• _What you will do_
Extract each line of the records below that contains the word "folder".

• _Input_
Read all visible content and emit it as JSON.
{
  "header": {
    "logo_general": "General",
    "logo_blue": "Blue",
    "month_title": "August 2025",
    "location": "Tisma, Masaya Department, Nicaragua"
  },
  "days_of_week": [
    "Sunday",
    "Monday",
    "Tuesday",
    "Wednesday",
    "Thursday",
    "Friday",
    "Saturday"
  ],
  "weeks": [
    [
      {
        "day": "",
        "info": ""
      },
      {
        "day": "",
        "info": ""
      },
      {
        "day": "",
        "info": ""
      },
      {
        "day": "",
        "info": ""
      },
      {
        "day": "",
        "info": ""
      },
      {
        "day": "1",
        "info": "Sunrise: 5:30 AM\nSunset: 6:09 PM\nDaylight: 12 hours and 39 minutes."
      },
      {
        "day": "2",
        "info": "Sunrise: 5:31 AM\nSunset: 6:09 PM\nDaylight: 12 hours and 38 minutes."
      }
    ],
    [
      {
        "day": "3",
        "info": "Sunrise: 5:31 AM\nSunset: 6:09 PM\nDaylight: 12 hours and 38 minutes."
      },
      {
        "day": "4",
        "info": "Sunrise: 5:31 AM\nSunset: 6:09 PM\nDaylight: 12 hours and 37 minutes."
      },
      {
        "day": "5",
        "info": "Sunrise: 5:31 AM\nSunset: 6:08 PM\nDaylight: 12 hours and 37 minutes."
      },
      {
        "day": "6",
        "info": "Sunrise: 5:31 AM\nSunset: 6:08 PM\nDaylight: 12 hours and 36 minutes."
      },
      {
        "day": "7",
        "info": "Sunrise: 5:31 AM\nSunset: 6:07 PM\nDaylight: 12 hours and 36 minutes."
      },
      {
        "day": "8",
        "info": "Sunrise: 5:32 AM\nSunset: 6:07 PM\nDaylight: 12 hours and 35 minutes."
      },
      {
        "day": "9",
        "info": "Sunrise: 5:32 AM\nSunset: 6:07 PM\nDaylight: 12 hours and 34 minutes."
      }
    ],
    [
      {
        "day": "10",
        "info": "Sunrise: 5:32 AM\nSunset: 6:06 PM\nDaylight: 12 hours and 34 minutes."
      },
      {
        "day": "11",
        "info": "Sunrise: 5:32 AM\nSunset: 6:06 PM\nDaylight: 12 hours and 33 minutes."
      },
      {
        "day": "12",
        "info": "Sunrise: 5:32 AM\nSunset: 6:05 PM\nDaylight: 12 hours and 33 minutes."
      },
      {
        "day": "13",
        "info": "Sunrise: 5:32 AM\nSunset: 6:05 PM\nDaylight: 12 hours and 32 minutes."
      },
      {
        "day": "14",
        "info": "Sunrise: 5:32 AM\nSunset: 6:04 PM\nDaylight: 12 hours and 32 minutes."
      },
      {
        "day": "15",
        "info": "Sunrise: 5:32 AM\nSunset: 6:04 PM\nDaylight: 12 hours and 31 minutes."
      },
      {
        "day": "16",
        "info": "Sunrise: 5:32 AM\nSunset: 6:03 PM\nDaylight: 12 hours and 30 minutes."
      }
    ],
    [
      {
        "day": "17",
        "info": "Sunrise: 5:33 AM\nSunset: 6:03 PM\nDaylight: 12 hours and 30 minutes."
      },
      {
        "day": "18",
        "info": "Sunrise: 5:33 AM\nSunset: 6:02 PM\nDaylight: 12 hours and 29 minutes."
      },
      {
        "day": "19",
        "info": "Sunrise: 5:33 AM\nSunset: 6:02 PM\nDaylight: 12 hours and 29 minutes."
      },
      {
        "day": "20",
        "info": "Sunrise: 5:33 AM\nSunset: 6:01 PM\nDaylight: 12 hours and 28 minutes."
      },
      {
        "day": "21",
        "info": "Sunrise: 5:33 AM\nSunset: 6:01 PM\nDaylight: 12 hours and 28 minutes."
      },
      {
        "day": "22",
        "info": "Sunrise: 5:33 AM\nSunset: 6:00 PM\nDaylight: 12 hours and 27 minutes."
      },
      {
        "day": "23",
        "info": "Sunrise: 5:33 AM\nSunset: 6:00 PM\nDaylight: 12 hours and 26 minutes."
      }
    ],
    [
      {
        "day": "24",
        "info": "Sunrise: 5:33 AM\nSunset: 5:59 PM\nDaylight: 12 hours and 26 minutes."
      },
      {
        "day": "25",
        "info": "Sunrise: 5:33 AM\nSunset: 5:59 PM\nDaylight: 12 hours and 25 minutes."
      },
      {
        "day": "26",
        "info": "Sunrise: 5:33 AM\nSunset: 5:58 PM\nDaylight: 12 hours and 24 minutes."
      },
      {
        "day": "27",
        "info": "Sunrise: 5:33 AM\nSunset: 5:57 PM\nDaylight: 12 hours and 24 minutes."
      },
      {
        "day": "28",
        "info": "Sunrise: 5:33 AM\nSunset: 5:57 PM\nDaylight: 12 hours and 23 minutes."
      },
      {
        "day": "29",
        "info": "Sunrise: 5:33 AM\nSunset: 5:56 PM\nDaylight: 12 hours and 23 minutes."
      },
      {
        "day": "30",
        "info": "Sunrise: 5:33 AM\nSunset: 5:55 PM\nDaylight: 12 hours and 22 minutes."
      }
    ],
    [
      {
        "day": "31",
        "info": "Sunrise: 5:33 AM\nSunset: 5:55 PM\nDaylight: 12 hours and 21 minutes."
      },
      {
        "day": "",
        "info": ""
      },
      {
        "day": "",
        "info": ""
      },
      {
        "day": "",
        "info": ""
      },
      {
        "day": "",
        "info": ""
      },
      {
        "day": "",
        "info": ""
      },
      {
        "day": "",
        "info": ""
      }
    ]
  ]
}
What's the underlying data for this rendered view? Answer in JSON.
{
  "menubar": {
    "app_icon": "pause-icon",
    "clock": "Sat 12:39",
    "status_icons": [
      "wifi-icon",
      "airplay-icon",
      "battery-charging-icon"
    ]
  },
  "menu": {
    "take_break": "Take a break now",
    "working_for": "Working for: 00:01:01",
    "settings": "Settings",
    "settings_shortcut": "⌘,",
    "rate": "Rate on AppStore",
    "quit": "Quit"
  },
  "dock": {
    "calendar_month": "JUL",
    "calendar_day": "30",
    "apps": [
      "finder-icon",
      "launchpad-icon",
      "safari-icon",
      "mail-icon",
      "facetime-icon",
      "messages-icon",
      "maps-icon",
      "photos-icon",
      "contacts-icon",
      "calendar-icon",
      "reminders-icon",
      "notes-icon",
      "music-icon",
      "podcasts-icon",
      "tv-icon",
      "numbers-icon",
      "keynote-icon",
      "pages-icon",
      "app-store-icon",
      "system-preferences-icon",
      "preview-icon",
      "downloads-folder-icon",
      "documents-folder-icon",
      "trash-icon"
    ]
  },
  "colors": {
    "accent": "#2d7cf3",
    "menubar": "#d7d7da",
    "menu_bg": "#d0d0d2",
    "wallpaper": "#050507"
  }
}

• _Written answer_
      "downloads-folder-icon",
      "documents-folder-icon",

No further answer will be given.